[start]

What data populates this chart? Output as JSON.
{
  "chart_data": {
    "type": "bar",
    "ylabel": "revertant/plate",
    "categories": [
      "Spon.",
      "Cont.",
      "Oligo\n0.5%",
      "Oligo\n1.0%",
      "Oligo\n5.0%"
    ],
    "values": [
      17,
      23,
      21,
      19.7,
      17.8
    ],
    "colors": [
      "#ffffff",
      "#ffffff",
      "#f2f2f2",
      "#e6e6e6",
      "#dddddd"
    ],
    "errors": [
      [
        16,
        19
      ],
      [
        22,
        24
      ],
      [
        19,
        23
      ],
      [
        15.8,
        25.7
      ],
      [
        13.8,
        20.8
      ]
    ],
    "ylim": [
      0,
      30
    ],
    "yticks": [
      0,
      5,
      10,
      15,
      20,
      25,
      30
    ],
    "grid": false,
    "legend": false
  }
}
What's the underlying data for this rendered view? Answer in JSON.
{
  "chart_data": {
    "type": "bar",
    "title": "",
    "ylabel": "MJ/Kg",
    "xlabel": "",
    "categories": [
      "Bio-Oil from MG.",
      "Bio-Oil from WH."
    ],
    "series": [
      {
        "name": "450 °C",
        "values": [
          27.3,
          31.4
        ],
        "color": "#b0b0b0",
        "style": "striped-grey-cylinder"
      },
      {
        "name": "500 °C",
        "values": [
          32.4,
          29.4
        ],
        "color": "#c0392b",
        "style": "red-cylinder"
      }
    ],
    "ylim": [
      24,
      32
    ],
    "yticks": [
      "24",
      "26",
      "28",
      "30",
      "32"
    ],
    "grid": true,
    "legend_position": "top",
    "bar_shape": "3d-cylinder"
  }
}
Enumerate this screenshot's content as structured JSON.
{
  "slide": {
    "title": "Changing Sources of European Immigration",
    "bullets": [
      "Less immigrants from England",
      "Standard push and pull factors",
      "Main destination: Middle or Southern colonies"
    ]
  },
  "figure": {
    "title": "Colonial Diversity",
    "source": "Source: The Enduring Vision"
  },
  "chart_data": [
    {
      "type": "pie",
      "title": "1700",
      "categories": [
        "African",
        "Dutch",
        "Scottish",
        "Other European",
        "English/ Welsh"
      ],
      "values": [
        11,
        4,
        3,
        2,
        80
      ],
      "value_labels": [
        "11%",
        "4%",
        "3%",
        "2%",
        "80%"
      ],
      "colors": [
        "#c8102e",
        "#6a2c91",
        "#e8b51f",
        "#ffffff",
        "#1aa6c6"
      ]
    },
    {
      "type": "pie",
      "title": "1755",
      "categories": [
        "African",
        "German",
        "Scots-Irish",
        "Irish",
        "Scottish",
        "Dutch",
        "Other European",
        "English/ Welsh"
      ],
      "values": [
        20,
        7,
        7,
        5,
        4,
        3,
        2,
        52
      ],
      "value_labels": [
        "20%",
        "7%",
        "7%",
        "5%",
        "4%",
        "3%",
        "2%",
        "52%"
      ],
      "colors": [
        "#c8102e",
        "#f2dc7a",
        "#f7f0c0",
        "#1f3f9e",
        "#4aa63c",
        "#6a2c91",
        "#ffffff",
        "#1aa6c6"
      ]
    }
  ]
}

[end]

*What needs to be done*:
Starting with the line that contains "Enumerate this screenshot's", repeat each line through the last one exactly as it appears. Include both ends and nothing more.

*Solution to the exercise*:
Enumerate this screenshot's content as structured JSON.
{
  "slide": {
    "title": "Changing Sources of European Immigration",
    "bullets": [
      "Less immigrants from England",
      "Standard push and pull factors",
      "Main destination: Middle or Southern colonies"
    ]
  },
  "figure": {
    "title": "Colonial Diversity",
    "source": "Source: The Enduring Vision"
  },
  "chart_data": [
    {
      "type": "pie",
      "title": "1700",
      "categories": [
        "African",
        "Dutch",
        "Scottish",
        "Other European",
        "English/ Welsh"
      ],
      "values": [
        11,
        4,
        3,
        2,
        80
      ],
      "value_labels": [
        "11%",
        "4%",
        "3%",
        "2%",
        "80%"
      ],
      "colors": [
        "#c8102e",
        "#6a2c91",
        "#e8b51f",
        "#ffffff",
        "#1aa6c6"
      ]
    },
    {
      "type": "pie",
      "title": "1755",
      "categories": [
        "African",
        "German",
        "Scots-Irish",
        "Irish",
        "Scottish",
        "Dutch",
        "Other European",
        "English/ Welsh"
      ],
      "values": [
        20,
        7,
        7,
        5,
        4,
        3,
        2,
        52
      ],
      "value_labels": [
        "20%",
        "7%",
        "7%",
        "5%",
        "4%",
        "3%",
        "2%",
        "52%"
      ],
      "colors": [
        "#c8102e",
        "#f2dc7a",
        "#f7f0c0",
        "#1f3f9e",
        "#4aa63c",
        "#6a2c91",
        "#ffffff",
        "#1aa6c6"
      ]
    }
  ]
}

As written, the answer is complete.